#### Rows ####

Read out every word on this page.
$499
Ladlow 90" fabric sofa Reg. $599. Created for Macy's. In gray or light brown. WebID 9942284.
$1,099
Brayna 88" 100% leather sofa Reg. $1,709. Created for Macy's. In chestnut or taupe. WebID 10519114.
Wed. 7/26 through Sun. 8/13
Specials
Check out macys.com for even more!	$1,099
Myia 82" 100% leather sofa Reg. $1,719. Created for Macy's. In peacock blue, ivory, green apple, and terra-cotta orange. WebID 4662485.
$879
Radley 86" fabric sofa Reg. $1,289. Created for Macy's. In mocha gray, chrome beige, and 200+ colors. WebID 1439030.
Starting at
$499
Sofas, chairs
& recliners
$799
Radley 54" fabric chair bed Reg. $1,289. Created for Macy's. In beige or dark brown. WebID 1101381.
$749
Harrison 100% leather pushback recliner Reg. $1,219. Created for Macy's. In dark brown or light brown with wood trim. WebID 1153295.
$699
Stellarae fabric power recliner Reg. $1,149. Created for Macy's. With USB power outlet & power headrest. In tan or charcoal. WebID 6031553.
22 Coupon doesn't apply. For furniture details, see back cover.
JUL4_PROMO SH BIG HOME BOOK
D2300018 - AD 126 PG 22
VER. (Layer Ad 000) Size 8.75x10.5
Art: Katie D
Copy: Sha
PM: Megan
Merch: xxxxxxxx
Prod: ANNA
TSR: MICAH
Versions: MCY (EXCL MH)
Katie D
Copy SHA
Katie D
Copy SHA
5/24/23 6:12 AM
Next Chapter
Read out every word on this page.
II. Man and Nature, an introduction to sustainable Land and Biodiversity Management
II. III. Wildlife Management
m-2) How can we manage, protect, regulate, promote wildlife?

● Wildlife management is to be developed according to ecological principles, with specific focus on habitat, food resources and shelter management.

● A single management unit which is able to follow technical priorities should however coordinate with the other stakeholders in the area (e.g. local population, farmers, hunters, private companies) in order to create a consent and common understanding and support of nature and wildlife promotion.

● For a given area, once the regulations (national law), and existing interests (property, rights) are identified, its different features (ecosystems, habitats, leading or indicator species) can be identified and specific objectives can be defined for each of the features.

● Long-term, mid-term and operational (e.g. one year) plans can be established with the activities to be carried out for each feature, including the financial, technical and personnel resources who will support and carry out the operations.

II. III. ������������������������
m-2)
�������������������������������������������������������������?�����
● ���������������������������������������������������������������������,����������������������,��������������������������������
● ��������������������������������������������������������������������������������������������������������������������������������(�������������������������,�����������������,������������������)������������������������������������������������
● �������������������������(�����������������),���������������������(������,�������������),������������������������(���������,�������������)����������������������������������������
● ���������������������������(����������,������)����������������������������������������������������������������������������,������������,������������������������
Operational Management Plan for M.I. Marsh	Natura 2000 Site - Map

####

» Exercise task:
Using the entries above, please restate each one word for word.

» Right answer:
Read out every word on this page.
$499
Ladlow 90" fabric sofa Reg. $599. Created for Macy's. In gray or light brown. WebID 9942284.
$1,099
Brayna 88" 100% leather sofa Reg. $1,709. Created for Macy's. In chestnut or taupe. WebID 10519114.
Wed. 7/26 through Sun. 8/13
Specials
Check out macys.com for even more!	$1,099
Myia 82" 100% leather sofa Reg. $1,719. Created for Macy's. In peacock blue, ivory, green apple, and terra-cotta orange. WebID 4662485.
$879
Radley 86" fabric sofa Reg. $1,289. Created for Macy's. In mocha gray, chrome beige, and 200+ colors. WebID 1439030.
Starting at
$499
Sofas, chairs
& recliners
$799
Radley 54" fabric chair bed Reg. $1,289. Created for Macy's. In beige or dark brown. WebID 1101381.
$749
Harrison 100% leather pushback recliner Reg. $1,219. Created for Macy's. In dark brown or light brown with wood trim. WebID 1153295.
$699
Stellarae fabric power recliner Reg. $1,149. Created for Macy's. With USB power outlet & power headrest. In tan or charcoal. WebID 6031553.
22 Coupon doesn't apply. For furniture details, see back cover.
JUL4_PROMO SH BIG HOME BOOK
D2300018 - AD 126 PG 22
VER. (Layer Ad 000) Size 8.75x10.5
Art: Katie D
Copy: Sha
PM: Megan
Merch: xxxxxxxx
Prod: ANNA
TSR: MICAH
Versions: MCY (EXCL MH)
Katie D
Copy SHA
Katie D
Copy SHA
5/24/23 6:12 AM
Next Chapter
Read out every word on this page.
II. Man and Nature, an introduction to sustainable Land and Biodiversity Management
II. III. Wildlife Management
m-2) How can we manage, protect, regulate, promote wildlife?

● Wildlife management is to be developed according to ecological principles, with specific focus on habitat, food resources and shelter management.

● A single management unit which is able to follow technical priorities should however coordinate with the other stakeholders in the area (e.g. local population, farmers, hunters, private companies) in order to create a consent and common understanding and support of nature and wildlife promotion.

● For a given area, once the regulations (national law), and existing interests (property, rights) are identified, its different features (ecosystems, habitats, leading or indicator species) can be identified and specific objectives can be defined for each of the features.

● Long-term, mid-term and operational (e.g. one year) plans can be established with the activities to be carried out for each feature, including the financial, technical and personnel resources who will support and carry out the operations.

II. III. ������������������������
m-2)
�������������������������������������������������������������?�����
● ���������������������������������������������������������������������,����������������������,��������������������������������
● ��������������������������������������������������������������������������������������������������������������������������������(�������������������������,�����������������,������������������)������������������������������������������������
● �������������������������(�����������������),���������������������(������,�������������),������������������������(���������,�������������)����������������������������������������
● ���������������������������(����������,������)����������������������������������������������������������������������������,������������,������������������������
Operational Management Plan for M.I. Marsh	Natura 2000 Site - Map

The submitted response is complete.